Record set =
◇ ◇ ◇
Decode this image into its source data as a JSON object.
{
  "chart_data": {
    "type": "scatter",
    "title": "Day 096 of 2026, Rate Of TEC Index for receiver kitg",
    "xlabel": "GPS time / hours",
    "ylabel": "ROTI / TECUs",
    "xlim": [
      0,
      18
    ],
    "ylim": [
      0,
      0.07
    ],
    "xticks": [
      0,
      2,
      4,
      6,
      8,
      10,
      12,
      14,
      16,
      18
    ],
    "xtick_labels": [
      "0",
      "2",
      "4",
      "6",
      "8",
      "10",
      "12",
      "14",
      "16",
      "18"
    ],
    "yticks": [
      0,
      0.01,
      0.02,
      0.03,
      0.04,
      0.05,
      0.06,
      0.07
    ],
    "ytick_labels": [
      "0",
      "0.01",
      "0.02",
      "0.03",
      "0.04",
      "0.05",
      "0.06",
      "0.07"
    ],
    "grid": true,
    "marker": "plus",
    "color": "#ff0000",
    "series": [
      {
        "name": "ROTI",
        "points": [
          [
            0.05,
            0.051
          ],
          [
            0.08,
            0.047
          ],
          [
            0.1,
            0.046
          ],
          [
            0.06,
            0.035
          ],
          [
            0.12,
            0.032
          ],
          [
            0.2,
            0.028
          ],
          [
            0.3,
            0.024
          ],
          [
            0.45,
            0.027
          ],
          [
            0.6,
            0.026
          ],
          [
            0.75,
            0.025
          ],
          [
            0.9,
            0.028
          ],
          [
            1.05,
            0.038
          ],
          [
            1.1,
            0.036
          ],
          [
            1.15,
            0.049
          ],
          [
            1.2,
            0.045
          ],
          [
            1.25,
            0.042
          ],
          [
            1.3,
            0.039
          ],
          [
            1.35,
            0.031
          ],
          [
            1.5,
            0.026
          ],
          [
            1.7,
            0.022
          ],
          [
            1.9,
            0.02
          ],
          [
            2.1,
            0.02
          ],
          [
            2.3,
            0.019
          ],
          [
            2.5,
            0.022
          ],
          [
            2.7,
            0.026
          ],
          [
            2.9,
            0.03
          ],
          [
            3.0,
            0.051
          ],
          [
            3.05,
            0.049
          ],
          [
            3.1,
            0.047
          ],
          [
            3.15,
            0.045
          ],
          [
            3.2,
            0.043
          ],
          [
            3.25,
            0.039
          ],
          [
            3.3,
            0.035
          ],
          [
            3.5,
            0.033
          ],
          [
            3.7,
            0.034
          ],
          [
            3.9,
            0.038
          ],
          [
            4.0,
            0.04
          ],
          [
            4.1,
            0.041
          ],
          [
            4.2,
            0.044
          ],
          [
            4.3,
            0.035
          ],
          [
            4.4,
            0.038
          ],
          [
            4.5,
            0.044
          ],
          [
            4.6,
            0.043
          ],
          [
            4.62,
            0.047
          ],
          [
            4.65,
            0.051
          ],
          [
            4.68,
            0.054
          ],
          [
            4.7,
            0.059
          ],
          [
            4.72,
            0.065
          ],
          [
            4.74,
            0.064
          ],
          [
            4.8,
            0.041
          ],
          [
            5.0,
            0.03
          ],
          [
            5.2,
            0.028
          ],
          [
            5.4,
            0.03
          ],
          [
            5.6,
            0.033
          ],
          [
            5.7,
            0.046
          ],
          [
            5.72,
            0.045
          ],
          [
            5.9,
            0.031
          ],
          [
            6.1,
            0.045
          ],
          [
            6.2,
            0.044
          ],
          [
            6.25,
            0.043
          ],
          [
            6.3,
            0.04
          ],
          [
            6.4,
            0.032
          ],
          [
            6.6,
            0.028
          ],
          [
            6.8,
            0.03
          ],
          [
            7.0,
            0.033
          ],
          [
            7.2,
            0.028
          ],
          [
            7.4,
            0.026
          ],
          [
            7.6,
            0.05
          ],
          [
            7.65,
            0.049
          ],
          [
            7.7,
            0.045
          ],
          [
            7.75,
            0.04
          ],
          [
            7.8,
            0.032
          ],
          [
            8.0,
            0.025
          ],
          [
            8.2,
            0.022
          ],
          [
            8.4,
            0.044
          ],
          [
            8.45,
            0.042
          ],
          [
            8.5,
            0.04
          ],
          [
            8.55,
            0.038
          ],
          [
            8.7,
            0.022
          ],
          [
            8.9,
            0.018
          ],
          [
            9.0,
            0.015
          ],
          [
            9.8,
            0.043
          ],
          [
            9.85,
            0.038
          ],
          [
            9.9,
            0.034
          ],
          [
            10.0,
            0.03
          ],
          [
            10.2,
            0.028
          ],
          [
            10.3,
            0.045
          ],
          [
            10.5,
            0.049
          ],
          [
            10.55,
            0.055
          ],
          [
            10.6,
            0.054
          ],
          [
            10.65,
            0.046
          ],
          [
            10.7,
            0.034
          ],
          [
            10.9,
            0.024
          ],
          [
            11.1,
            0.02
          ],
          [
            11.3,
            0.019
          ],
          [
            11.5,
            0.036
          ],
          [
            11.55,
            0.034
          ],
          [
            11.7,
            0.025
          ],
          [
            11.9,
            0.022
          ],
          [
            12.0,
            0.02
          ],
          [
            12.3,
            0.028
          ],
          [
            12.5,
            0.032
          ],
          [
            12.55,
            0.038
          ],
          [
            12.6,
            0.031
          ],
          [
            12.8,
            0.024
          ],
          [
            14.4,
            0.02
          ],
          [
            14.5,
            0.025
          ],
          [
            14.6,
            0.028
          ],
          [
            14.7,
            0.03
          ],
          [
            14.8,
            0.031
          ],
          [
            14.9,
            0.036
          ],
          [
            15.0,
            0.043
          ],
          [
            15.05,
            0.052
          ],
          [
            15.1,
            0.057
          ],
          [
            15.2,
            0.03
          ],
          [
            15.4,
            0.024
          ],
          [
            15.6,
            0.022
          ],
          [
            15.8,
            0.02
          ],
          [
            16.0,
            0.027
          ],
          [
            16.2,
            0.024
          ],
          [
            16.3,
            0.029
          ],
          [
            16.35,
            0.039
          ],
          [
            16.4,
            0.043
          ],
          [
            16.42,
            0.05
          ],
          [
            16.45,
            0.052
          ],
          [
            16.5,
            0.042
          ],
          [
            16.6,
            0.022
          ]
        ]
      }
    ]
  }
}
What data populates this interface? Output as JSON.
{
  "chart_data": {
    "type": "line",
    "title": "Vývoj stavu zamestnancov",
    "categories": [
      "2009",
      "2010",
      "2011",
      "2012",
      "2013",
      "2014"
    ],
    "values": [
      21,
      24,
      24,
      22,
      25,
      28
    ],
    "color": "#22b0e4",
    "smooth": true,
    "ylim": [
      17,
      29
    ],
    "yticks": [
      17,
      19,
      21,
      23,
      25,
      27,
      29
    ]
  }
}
◇ ◇ ◇
Directions for this task = Please repeat the listing above in full and exactly.

Response to the exercise =
Decode this image into its source data as a JSON object.
{
  "chart_data": {
    "type": "scatter",
    "title": "Day 096 of 2026, Rate Of TEC Index for receiver kitg",
    "xlabel": "GPS time / hours",
    "ylabel": "ROTI / TECUs",
    "xlim": [
      0,
      18
    ],
    "ylim": [
      0,
      0.07
    ],
    "xticks": [
      0,
      2,
      4,
      6,
      8,
      10,
      12,
      14,
      16,
      18
    ],
    "xtick_labels": [
      "0",
      "2",
      "4",
      "6",
      "8",
      "10",
      "12",
      "14",
      "16",
      "18"
    ],
    "yticks": [
      0,
      0.01,
      0.02,
      0.03,
      0.04,
      0.05,
      0.06,
      0.07
    ],
    "ytick_labels": [
      "0",
      "0.01",
      "0.02",
      "0.03",
      "0.04",
      "0.05",
      "0.06",
      "0.07"
    ],
    "grid": true,
    "marker": "plus",
    "color": "#ff0000",
    "series": [
      {
        "name": "ROTI",
        "points": [
          [
            0.05,
            0.051
          ],
          [
            0.08,
            0.047
          ],
          [
            0.1,
            0.046
          ],
          [
            0.06,
            0.035
          ],
          [
            0.12,
            0.032
          ],
          [
            0.2,
            0.028
          ],
          [
            0.3,
            0.024
          ],
          [
            0.45,
            0.027
          ],
          [
            0.6,
            0.026
          ],
          [
            0.75,
            0.025
          ],
          [
            0.9,
            0.028
          ],
          [
            1.05,
            0.038
          ],
          [
            1.1,
            0.036
          ],
          [
            1.15,
            0.049
          ],
          [
            1.2,
            0.045
          ],
          [
            1.25,
            0.042
          ],
          [
            1.3,
            0.039
          ],
          [
            1.35,
            0.031
          ],
          [
            1.5,
            0.026
          ],
          [
            1.7,
            0.022
          ],
          [
            1.9,
            0.02
          ],
          [
            2.1,
            0.02
          ],
          [
            2.3,
            0.019
          ],
          [
            2.5,
            0.022
          ],
          [
            2.7,
            0.026
          ],
          [
            2.9,
            0.03
          ],
          [
            3.0,
            0.051
          ],
          [
            3.05,
            0.049
          ],
          [
            3.1,
            0.047
          ],
          [
            3.15,
            0.045
          ],
          [
            3.2,
            0.043
          ],
          [
            3.25,
            0.039
          ],
          [
            3.3,
            0.035
          ],
          [
            3.5,
            0.033
          ],
          [
            3.7,
            0.034
          ],
          [
            3.9,
            0.038
          ],
          [
            4.0,
            0.04
          ],
          [
            4.1,
            0.041
          ],
          [
            4.2,
            0.044
          ],
          [
            4.3,
            0.035
          ],
          [
            4.4,
            0.038
          ],
          [
            4.5,
            0.044
          ],
          [
            4.6,
            0.043
          ],
          [
            4.62,
            0.047
          ],
          [
            4.65,
            0.051
          ],
          [
            4.68,
            0.054
          ],
          [
            4.7,
            0.059
          ],
          [
            4.72,
            0.065
          ],
          [
            4.74,
            0.064
          ],
          [
            4.8,
            0.041
          ],
          [
            5.0,
            0.03
          ],
          [
            5.2,
            0.028
          ],
          [
            5.4,
            0.03
          ],
          [
            5.6,
            0.033
          ],
          [
            5.7,
            0.046
          ],
          [
            5.72,
            0.045
          ],
          [
            5.9,
            0.031
          ],
          [
            6.1,
            0.045
          ],
          [
            6.2,
            0.044
          ],
          [
            6.25,
            0.043
          ],
          [
            6.3,
            0.04
          ],
          [
            6.4,
            0.032
          ],
          [
            6.6,
            0.028
          ],
          [
            6.8,
            0.03
          ],
          [
            7.0,
            0.033
          ],
          [
            7.2,
            0.028
          ],
          [
            7.4,
            0.026
          ],
          [
            7.6,
            0.05
          ],
          [
            7.65,
            0.049
          ],
          [
            7.7,
            0.045
          ],
          [
            7.75,
            0.04
          ],
          [
            7.8,
            0.032
          ],
          [
            8.0,
            0.025
          ],
          [
            8.2,
            0.022
          ],
          [
            8.4,
            0.044
          ],
          [
            8.45,
            0.042
          ],
          [
            8.5,
            0.04
          ],
          [
            8.55,
            0.038
          ],
          [
            8.7,
            0.022
          ],
          [
            8.9,
            0.018
          ],
          [
            9.0,
            0.015
          ],
          [
            9.8,
            0.043
          ],
          [
            9.85,
            0.038
          ],
          [
            9.9,
            0.034
          ],
          [
            10.0,
            0.03
          ],
          [
            10.2,
            0.028
          ],
          [
            10.3,
            0.045
          ],
          [
            10.5,
            0.049
          ],
          [
            10.55,
            0.055
          ],
          [
            10.6,
            0.054
          ],
          [
            10.65,
            0.046
          ],
          [
            10.7,
            0.034
          ],
          [
            10.9,
            0.024
          ],
          [
            11.1,
            0.02
          ],
          [
            11.3,
            0.019
          ],
          [
            11.5,
            0.036
          ],
          [
            11.55,
            0.034
          ],
          [
            11.7,
            0.025
          ],
          [
            11.9,
            0.022
          ],
          [
            12.0,
            0.02
          ],
          [
            12.3,
            0.028
          ],
          [
            12.5,
            0.032
          ],
          [
            12.55,
            0.038
          ],
          [
            12.6,
            0.031
          ],
          [
            12.8,
            0.024
          ],
          [
            14.4,
            0.02
          ],
          [
            14.5,
            0.025
          ],
          [
            14.6,
            0.028
          ],
          [
            14.7,
            0.03
          ],
          [
            14.8,
            0.031
          ],
          [
            14.9,
            0.036
          ],
          [
            15.0,
            0.043
          ],
          [
            15.05,
            0.052
          ],
          [
            15.1,
            0.057
          ],
          [
            15.2,
            0.03
          ],
          [
            15.4,
            0.024
          ],
          [
            15.6,
            0.022
          ],
          [
            15.8,
            0.02
          ],
          [
            16.0,
            0.027
          ],
          [
            16.2,
            0.024
          ],
          [
            16.3,
            0.029
          ],
          [
            16.35,
            0.039
          ],
          [
            16.4,
            0.043
          ],
          [
            16.42,
            0.05
          ],
          [
            16.45,
            0.052
          ],
          [
            16.5,
            0.042
          ],
          [
            16.6,
            0.022
          ]
        ]
      }
    ]
  }
}
What data populates this interface? Output as JSON.
{
  "chart_data": {
    "type": "line",
    "title": "Vývoj stavu zamestnancov",
    "categories": [
      "2009",
      "2010",
      "2011",
      "2012",
      "2013",
      "2014"
    ],
    "values": [
      21,
      24,
      24,
      22,
      25,
      28
    ],
    "color": "#22b0e4",
    "smooth": true,
    "ylim": [
      17,
      29
    ],
    "yticks": [
      17,
      19,
      21,
      23,
      25,
      27,
      29
    ]
  }
}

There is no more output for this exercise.